Available Rentals Cost $75 More Than What Recently Rented
Apartments currently available for rent in Quebec are priced 5-6% higher than apartments that recently rented. That's roughly $75 per month, or $900 per year.
Most rental market data only shows what's currently available. But what actually rents tells a different story. I analyzed 250,000 listings from the past 6 months to compare the two.
The Numbers
Here's the breakdown by apartment size:
| Size | Avail.Available | Rented | Gap |
|---|---|---|---|
| Studio | $1,160 | $1,090 | +6.4% |
| 1-bed | $1,250 | $1,195 | +4.6% |
| 2-bed | $1,580 | $1,500 | +5.3% |
| 3-bed | $1,795 | $1,700 | +5.6% |
This is based on approximately 187,000 available listings and 65,000 rented listings across Quebec. Larger apartments (4+ bedrooms) were excluded due to smaller sample sizes.
Why This Happens
Two possible explanations:
-
Cheaper units rent faster. Well-priced apartments rent quickly and disappear from the market, while pricier ones linger. At any given moment, available listings are skewed toward the slower-moving, higher-priced end.
-
Landlords negotiate down. Some landlords start high and reduce their asking price before signing a lease. The final rent is lower than what was originally advertised.
Either way, the result is the same: available listings are priced higher than what apartments actually rent for.
What This Means
If you're apartment hunting, the listings you see represent what landlords are asking, not what apartments actually rent for. The last listed price of rented apartments is consistently lower than what's currently advertised.
There's also a perception bias at play. When you browse available listings, you're mostly seeing what's been sitting on the market, the units that didn't rent quickly, often because they're overpriced. The better-priced apartments already found tenants and disappeared. So your sense of "what rent costs" gets skewed by the leftovers.

_WORK REQUEST:_
Resume the article on Quebec rental prices above, picking up right after its final sentence.

(Stored records)
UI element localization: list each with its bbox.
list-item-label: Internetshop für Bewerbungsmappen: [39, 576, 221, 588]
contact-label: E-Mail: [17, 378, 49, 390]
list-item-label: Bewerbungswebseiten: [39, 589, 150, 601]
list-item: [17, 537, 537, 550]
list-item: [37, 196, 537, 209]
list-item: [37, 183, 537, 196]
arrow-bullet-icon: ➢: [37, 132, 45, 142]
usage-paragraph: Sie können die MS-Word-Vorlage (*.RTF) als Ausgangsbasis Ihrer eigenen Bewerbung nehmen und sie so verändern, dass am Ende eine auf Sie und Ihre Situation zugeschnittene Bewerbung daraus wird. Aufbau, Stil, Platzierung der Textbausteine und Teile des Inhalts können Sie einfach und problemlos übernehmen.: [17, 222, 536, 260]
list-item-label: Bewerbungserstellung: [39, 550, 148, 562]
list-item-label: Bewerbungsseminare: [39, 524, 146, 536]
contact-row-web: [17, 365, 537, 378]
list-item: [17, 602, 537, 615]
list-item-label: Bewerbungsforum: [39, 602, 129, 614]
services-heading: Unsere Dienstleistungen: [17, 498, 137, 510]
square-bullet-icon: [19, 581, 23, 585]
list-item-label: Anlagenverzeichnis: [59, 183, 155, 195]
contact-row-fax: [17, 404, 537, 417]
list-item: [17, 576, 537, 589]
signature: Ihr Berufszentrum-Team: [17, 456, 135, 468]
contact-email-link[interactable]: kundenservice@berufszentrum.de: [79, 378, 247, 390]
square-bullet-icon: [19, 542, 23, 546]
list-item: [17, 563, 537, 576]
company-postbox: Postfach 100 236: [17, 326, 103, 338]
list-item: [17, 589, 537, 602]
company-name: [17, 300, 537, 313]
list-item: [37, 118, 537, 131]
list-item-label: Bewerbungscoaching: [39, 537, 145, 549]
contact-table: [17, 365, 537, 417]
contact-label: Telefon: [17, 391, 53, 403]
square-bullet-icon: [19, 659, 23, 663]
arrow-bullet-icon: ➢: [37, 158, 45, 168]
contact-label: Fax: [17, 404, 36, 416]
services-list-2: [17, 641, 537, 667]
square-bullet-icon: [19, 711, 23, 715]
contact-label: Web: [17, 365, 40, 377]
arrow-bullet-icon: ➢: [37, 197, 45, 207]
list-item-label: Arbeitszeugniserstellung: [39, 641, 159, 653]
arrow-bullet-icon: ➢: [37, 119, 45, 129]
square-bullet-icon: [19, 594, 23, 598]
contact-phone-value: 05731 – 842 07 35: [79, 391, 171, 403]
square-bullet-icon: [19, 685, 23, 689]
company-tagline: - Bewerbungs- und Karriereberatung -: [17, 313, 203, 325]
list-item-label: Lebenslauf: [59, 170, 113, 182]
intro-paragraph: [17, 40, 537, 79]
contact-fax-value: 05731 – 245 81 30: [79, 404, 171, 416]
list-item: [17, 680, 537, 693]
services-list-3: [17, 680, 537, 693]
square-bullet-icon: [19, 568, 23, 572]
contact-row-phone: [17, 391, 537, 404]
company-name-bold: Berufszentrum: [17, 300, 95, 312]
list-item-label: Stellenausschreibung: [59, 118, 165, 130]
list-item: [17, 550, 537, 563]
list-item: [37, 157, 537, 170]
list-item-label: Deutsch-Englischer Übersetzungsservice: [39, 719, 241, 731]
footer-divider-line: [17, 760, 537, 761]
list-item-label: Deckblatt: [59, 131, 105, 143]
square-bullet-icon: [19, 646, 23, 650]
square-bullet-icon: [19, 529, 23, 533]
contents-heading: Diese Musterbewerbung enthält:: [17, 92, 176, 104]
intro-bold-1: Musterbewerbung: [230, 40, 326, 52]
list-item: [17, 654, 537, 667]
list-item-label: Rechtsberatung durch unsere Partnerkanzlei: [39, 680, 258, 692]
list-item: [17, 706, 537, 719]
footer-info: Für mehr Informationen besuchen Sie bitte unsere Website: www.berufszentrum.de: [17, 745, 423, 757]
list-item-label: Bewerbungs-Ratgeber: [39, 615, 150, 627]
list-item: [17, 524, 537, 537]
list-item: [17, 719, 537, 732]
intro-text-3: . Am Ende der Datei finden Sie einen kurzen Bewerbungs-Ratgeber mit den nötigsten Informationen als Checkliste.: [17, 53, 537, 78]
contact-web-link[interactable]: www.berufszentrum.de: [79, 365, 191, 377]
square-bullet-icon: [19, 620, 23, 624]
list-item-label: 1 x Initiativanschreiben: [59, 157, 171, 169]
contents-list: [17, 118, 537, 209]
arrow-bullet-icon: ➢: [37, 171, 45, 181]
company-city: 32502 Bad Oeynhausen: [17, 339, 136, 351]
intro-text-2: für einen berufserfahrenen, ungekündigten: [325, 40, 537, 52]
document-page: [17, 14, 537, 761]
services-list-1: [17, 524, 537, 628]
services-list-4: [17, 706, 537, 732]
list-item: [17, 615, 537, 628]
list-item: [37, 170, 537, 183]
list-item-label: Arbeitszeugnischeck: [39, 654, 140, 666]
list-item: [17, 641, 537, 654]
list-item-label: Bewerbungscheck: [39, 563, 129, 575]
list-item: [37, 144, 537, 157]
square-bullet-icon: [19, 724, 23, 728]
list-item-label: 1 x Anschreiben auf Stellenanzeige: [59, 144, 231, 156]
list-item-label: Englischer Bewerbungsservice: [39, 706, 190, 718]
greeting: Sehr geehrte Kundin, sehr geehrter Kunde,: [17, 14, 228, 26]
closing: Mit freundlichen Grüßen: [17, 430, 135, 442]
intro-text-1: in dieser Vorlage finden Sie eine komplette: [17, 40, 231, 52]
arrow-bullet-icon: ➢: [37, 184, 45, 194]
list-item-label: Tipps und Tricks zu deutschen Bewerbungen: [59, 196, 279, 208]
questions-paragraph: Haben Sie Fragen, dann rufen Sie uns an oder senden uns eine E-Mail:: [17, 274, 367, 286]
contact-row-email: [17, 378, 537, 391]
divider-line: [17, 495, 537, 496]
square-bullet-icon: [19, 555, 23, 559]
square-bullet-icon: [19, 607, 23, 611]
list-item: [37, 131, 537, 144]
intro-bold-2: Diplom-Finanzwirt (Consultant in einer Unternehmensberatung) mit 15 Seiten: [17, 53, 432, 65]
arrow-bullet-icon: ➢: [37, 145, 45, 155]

_ANSWER SECTION:_
The takeaway? Be patient, be ready when a good deal appears (Dwellup alerts can help, wink wink), and don't assume the listings you see today represent the real market rate.
Three Ways to Measure Rent
Not all rental stats measure the same thing. When you see numbers in the news, it helps to know where they come from:
-
Listed price — What's currently advertised on rental platforms. This is what most periodic stats report, and what you see when browsing. As this data shows, it skews high.
-
Last price before renting — The final displayed price before a listing gets taken down. This is what our analysis captures. It's 5-6% lower than listed prices.
-
Rent actually paid — What landlords and tenants report in CMHC surveys and the census. This includes negotiated deals and long-term tenants, so it's always lower than our figures.
Most people only ever see #1. That shapes their perception of what rent "costs", and it's the highest of the three.
A Note on the Data
All figures use median rent across Quebec over the past 6 months. Listings with extreme prices (above $10,000) were excluded. "Rented" refers to the last displayed price before a listing was marked as rented, not necessarily the final negotiated rent, which could be even lower.